# SHORT EXERCISE
Please find all lines in the data that hold the string "values" and copy them.
*****
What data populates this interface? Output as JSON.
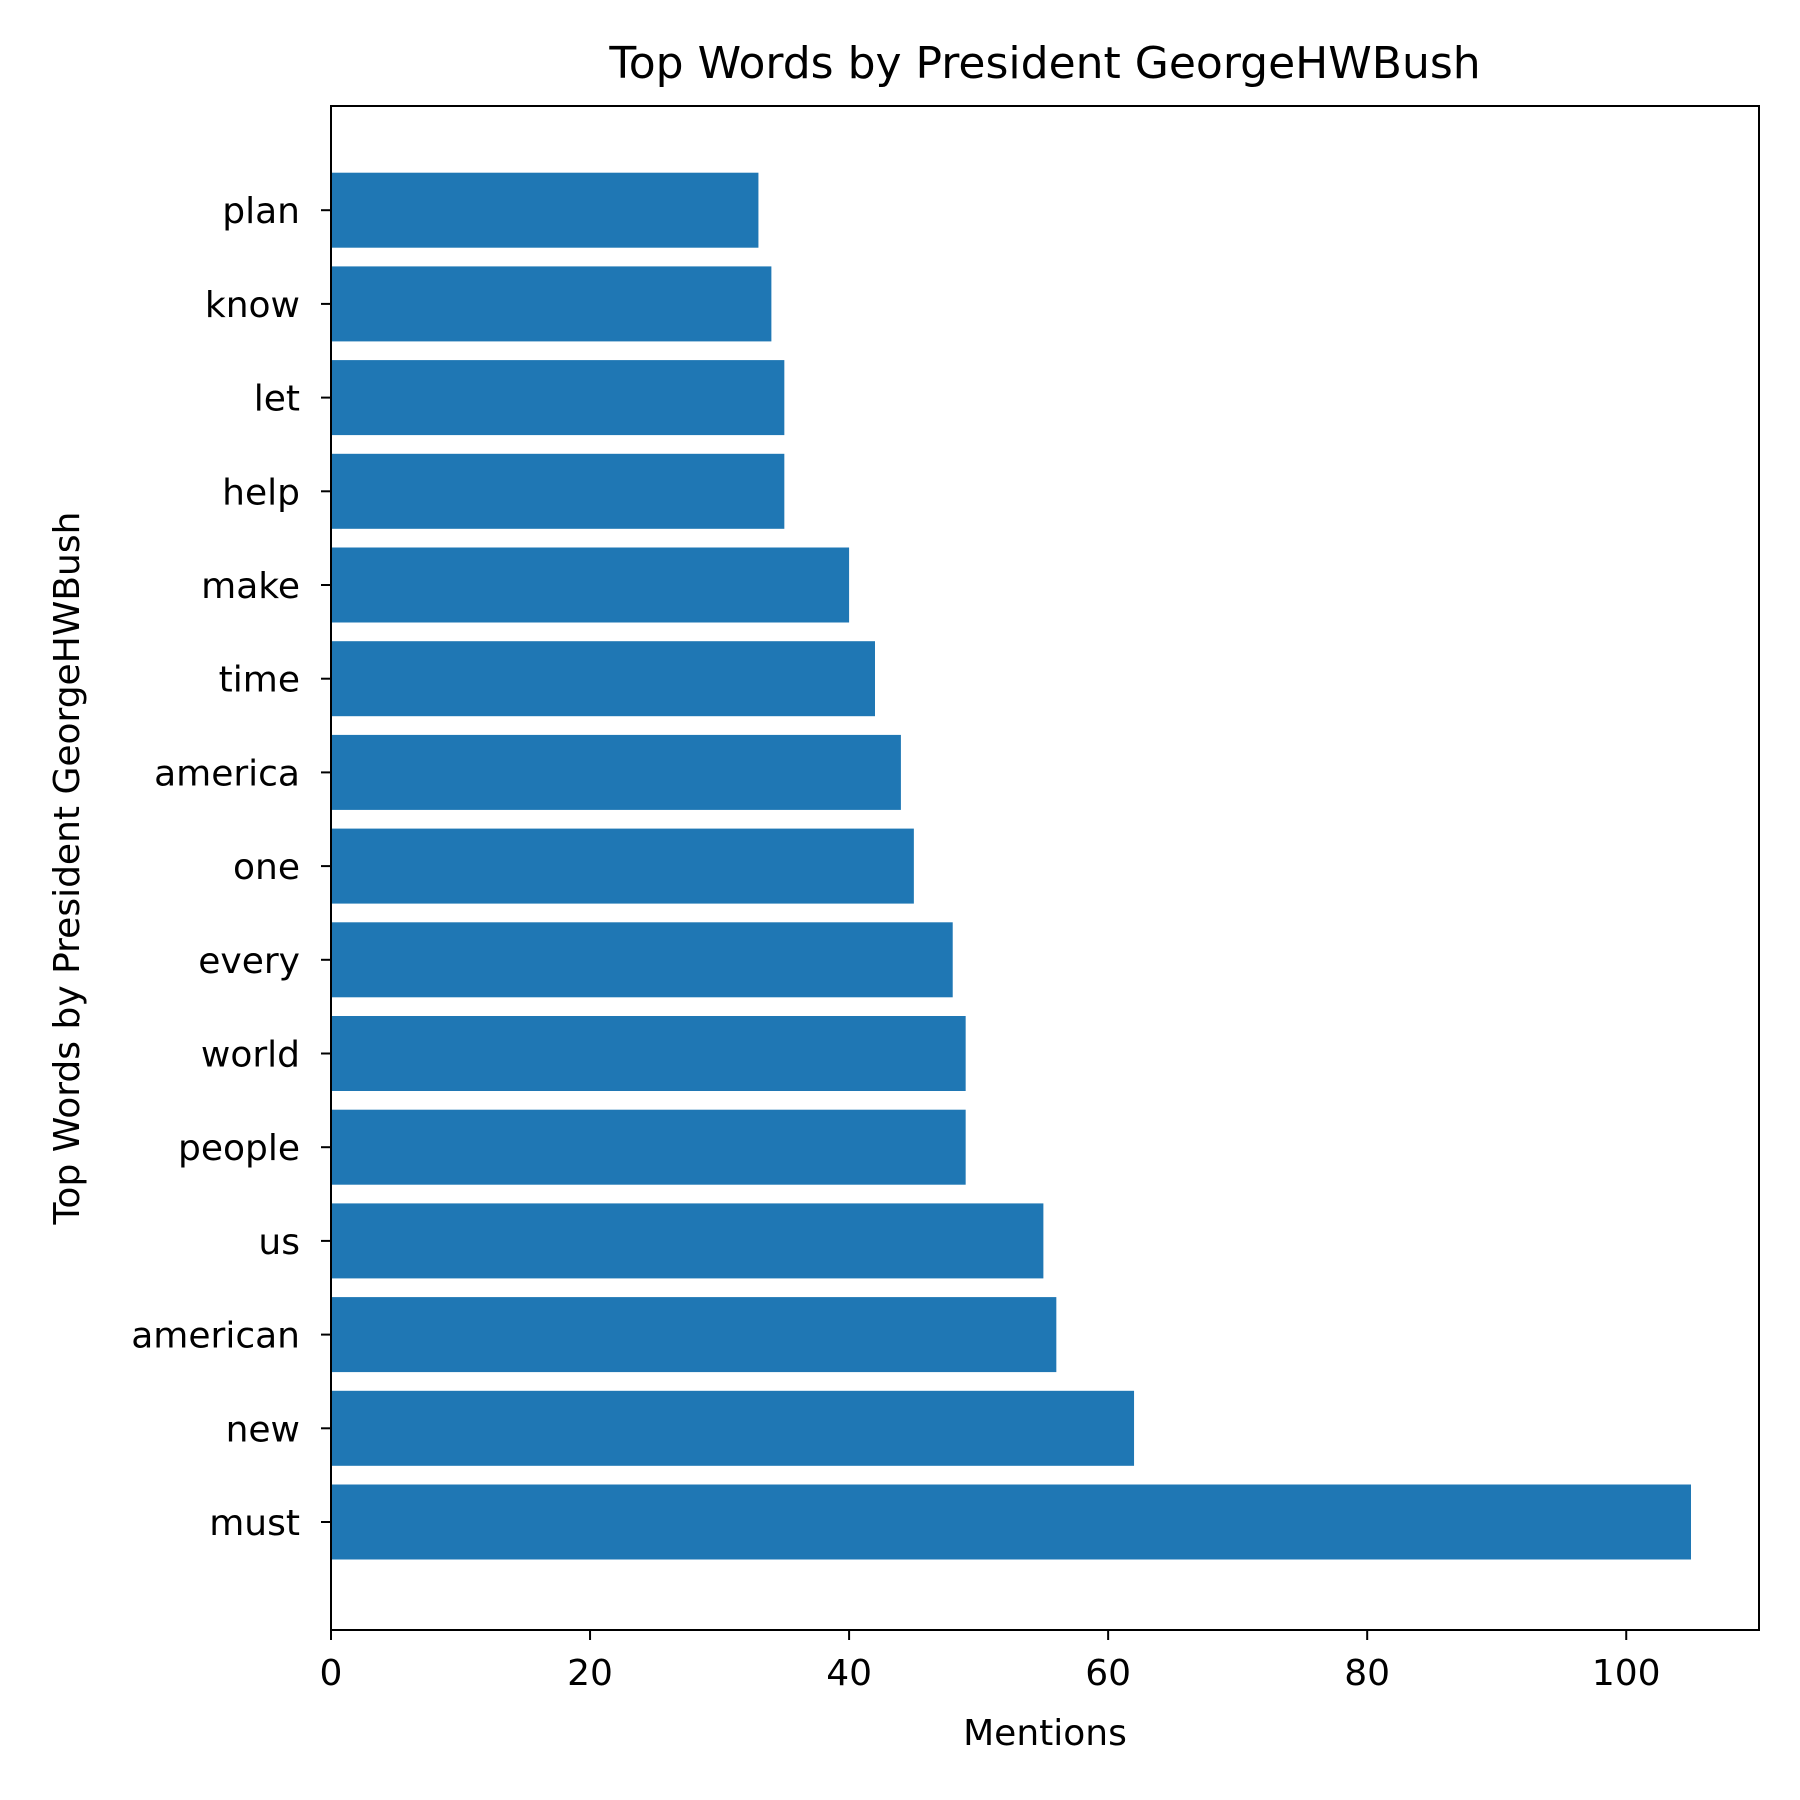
{
  "chart_data": {
    "type": "bar",
    "orientation": "horizontal",
    "title": "Top Words by President GeorgeHWBush",
    "xlabel": "Mentions",
    "ylabel": "Top Words by President GeorgeHWBush",
    "categories": [
      "must",
      "new",
      "american",
      "us",
      "people",
      "world",
      "every",
      "one",
      "america",
      "time",
      "make",
      "help",
      "let",
      "know",
      "plan"
    ],
    "values": [
      105,
      62,
      56,
      55,
      49,
      49,
      48,
      45,
      44,
      42,
      40,
      35,
      35,
      34,
      33
    ],
    "xlim": [
      0,
      110.25
    ],
    "xticks": [
      0,
      20,
      40,
      60,
      80,
      100
    ],
    "bar_color": "#1f77b4",
    "grid": false,
    "legend": "none"
  }
}
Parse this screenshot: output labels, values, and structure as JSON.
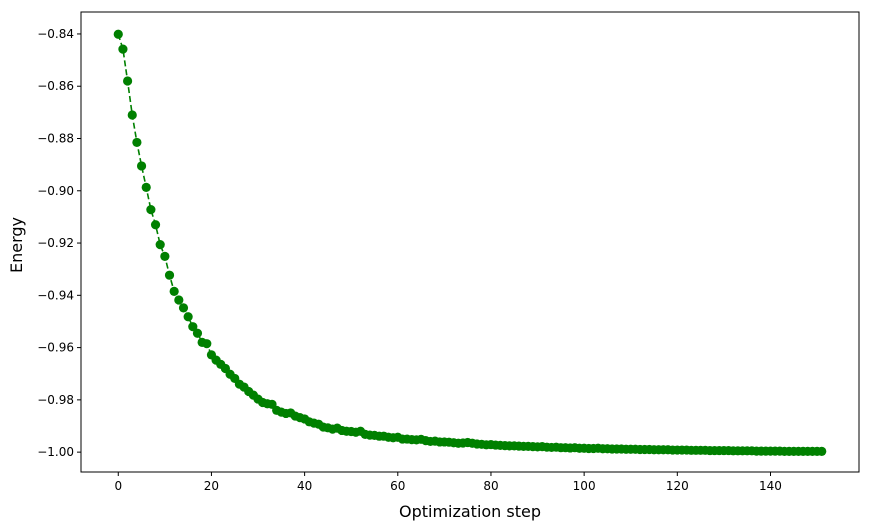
{
  "chart_data": {
    "type": "line",
    "title": "",
    "xlabel": "Optimization step",
    "ylabel": "Energy",
    "xlim": [
      -8,
      159
    ],
    "ylim": [
      -1.0076,
      -0.8316
    ],
    "xticks": [
      0,
      20,
      40,
      60,
      80,
      100,
      120,
      140
    ],
    "xtick_labels": [
      "0",
      "20",
      "40",
      "60",
      "80",
      "100",
      "120",
      "140"
    ],
    "yticks": [
      -0.84,
      -0.86,
      -0.88,
      -0.9,
      -0.92,
      -0.94,
      -0.96,
      -0.98,
      -1.0
    ],
    "ytick_labels": [
      "−0.84",
      "−0.86",
      "−0.88",
      "−0.90",
      "−0.92",
      "−0.94",
      "−0.96",
      "−0.98",
      "−1.00"
    ],
    "grid": false,
    "series": [
      {
        "color": "#008000",
        "line_style": "dashed",
        "marker": "circle",
        "x_start": 0,
        "x_step": 1,
        "values": [
          -0.8401,
          -0.8458,
          -0.858,
          -0.871,
          -0.8815,
          -0.8905,
          -0.8987,
          -0.9072,
          -0.913,
          -0.9206,
          -0.9251,
          -0.9323,
          -0.9385,
          -0.9418,
          -0.9448,
          -0.9482,
          -0.952,
          -0.9545,
          -0.958,
          -0.9585,
          -0.9628,
          -0.9648,
          -0.9664,
          -0.968,
          -0.9702,
          -0.9718,
          -0.974,
          -0.9751,
          -0.9768,
          -0.9782,
          -0.9797,
          -0.981,
          -0.9815,
          -0.9817,
          -0.984,
          -0.9847,
          -0.9852,
          -0.985,
          -0.9862,
          -0.9868,
          -0.9873,
          -0.9884,
          -0.9889,
          -0.9893,
          -0.9904,
          -0.9907,
          -0.9912,
          -0.9908,
          -0.9917,
          -0.992,
          -0.9921,
          -0.9924,
          -0.992,
          -0.9932,
          -0.9935,
          -0.9936,
          -0.9939,
          -0.9939,
          -0.9943,
          -0.9945,
          -0.9943,
          -0.995,
          -0.995,
          -0.9952,
          -0.9953,
          -0.9951,
          -0.9956,
          -0.9959,
          -0.9958,
          -0.9961,
          -0.9961,
          -0.9962,
          -0.9964,
          -0.9966,
          -0.9965,
          -0.9963,
          -0.9966,
          -0.9969,
          -0.997,
          -0.9972,
          -0.9971,
          -0.9973,
          -0.9974,
          -0.9975,
          -0.9976,
          -0.9976,
          -0.9977,
          -0.9978,
          -0.9978,
          -0.9979,
          -0.998,
          -0.9979,
          -0.9981,
          -0.9982,
          -0.9981,
          -0.9983,
          -0.9983,
          -0.9984,
          -0.9983,
          -0.9985,
          -0.9985,
          -0.9986,
          -0.9986,
          -0.9985,
          -0.9987,
          -0.9987,
          -0.9988,
          -0.9988,
          -0.9988,
          -0.9989,
          -0.9989,
          -0.9989,
          -0.999,
          -0.999,
          -0.999,
          -0.9991,
          -0.9991,
          -0.9991,
          -0.9991,
          -0.9992,
          -0.9992,
          -0.9992,
          -0.9992,
          -0.9993,
          -0.9993,
          -0.9993,
          -0.9993,
          -0.9994,
          -0.9994,
          -0.9994,
          -0.9994,
          -0.9994,
          -0.9995,
          -0.9995,
          -0.9995,
          -0.9995,
          -0.9995,
          -0.9996,
          -0.9996,
          -0.9996,
          -0.9996,
          -0.9996,
          -0.9996,
          -0.9997,
          -0.9997,
          -0.9997,
          -0.9997,
          -0.9997,
          -0.9997,
          -0.9997,
          -0.9997,
          -0.9997
        ]
      }
    ]
  }
}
*****
# EXERCISE SOLUTION
    "values": [
Parse this screenshot: output labels, values, and structure as JSON.
        "values": [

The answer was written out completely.